--- begin Supplied material ---

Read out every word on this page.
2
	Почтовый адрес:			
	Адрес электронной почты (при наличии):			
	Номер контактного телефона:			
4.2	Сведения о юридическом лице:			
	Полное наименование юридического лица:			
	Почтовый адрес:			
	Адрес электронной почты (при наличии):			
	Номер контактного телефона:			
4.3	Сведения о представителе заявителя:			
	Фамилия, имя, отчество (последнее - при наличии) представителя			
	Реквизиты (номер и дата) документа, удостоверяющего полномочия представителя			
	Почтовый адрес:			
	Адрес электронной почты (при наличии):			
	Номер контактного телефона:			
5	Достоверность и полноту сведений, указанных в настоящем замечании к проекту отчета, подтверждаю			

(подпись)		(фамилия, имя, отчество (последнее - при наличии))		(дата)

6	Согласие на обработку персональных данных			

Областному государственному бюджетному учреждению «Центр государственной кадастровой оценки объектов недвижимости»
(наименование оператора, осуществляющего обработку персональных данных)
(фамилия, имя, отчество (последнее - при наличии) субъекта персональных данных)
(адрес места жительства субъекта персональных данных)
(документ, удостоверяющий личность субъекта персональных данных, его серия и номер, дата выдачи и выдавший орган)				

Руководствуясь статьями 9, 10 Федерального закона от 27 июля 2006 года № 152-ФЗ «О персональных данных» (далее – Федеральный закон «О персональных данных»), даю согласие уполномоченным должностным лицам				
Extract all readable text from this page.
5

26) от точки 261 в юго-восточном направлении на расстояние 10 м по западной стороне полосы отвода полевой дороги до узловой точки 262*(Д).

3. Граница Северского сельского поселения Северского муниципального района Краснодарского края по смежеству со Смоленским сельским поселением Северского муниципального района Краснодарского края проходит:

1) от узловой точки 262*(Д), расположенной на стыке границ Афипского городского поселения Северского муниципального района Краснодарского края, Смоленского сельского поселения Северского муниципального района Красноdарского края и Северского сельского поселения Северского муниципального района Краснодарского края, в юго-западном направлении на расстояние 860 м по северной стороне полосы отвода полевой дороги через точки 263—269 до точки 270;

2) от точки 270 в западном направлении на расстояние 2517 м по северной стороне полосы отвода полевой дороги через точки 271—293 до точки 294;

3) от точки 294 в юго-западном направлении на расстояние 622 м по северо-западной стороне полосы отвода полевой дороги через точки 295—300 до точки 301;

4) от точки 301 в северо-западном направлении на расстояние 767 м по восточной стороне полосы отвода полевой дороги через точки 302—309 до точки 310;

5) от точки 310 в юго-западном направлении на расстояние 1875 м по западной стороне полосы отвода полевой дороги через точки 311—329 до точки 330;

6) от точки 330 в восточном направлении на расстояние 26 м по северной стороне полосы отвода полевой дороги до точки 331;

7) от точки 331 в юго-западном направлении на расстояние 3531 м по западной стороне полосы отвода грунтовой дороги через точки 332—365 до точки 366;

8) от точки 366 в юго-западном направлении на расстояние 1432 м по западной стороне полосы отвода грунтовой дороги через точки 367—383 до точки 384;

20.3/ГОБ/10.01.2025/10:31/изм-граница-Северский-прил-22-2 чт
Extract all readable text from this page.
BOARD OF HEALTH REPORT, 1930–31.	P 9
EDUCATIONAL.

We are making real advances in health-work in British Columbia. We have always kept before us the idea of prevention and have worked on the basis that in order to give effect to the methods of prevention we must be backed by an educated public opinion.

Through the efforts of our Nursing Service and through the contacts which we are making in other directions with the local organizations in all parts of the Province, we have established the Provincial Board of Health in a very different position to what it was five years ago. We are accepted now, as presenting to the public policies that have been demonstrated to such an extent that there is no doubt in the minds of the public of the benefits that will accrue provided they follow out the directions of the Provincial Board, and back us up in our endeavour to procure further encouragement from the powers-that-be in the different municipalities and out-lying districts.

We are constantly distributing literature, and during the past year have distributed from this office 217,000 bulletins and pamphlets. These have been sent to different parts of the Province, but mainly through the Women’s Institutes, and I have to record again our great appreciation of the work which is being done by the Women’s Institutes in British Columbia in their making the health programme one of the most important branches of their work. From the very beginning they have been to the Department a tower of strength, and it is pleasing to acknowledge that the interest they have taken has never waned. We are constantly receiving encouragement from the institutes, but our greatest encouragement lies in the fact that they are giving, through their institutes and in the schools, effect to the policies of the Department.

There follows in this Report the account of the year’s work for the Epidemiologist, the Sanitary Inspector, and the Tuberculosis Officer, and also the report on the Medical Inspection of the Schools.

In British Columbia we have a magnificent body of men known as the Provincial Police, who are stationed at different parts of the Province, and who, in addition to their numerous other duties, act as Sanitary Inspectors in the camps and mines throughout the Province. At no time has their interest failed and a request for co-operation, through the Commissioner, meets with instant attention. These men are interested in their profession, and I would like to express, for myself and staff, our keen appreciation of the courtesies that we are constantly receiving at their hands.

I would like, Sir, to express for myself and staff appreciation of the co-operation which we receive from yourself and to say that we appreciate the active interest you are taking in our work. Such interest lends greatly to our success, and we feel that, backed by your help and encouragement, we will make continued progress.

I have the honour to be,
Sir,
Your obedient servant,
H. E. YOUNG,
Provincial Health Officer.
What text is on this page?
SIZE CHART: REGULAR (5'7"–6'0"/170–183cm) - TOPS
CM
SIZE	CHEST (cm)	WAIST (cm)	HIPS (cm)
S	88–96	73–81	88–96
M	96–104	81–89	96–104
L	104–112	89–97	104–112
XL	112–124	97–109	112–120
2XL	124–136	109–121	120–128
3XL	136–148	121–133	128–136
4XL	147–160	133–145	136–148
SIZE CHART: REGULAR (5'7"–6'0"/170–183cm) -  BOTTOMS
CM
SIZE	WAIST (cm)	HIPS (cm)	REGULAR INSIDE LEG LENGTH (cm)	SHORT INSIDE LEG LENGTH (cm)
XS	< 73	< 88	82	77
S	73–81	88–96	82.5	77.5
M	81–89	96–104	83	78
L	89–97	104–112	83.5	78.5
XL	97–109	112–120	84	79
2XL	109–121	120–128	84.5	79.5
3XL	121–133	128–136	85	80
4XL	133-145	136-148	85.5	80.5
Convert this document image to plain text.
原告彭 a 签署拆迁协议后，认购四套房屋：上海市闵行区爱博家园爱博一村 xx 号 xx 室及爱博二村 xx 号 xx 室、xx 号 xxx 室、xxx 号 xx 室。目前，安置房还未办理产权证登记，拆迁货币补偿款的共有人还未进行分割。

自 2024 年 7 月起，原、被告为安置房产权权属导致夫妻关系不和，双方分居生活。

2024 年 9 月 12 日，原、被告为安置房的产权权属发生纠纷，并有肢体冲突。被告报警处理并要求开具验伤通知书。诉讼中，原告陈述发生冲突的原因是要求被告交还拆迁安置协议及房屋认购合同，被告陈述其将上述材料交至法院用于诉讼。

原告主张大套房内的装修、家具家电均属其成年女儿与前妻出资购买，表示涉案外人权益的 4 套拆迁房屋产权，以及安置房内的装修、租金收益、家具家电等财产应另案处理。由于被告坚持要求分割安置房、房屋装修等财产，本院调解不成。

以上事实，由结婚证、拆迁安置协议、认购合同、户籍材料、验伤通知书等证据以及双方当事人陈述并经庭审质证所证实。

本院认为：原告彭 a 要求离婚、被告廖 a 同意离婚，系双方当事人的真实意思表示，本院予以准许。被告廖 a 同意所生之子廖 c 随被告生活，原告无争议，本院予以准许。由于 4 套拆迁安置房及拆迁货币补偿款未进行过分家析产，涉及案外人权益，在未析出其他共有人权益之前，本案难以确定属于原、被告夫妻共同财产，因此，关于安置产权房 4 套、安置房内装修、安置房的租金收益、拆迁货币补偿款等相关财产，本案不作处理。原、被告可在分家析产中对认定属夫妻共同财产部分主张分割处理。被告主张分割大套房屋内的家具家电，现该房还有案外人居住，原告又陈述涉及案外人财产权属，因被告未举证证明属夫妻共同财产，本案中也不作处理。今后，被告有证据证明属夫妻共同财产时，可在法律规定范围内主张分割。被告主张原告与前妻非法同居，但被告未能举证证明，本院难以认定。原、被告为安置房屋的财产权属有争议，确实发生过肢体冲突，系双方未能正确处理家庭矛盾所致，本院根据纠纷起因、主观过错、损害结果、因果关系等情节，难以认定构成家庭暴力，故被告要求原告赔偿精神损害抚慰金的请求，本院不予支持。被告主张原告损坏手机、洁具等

--- end Supplied material ---

Problem description - Pick out every line holding the string "public" and return it.

Correct result -
We are making real advances in health-work in British Columbia. We have always kept before us the idea of prevention and have worked on the basis that in order to give effect to the methods of prevention we must be backed by an educated public opinion.
Through the efforts of our Nursing Service and through the contacts which we are making in other directions with the local organizations in all parts of the Province, we have established the Provincial Board of Health in a very different position to what it was five years ago. We are accepted now, as presenting to the public policies that have been demonstrated to such an extent that there is no doubt in the minds of the public of the benefits that will accrue provided they follow out the directions of the Provincial Board, and back us up in our endeavour to procure further encouragement from the powers-that-be in the different municipalities and out-lying districts.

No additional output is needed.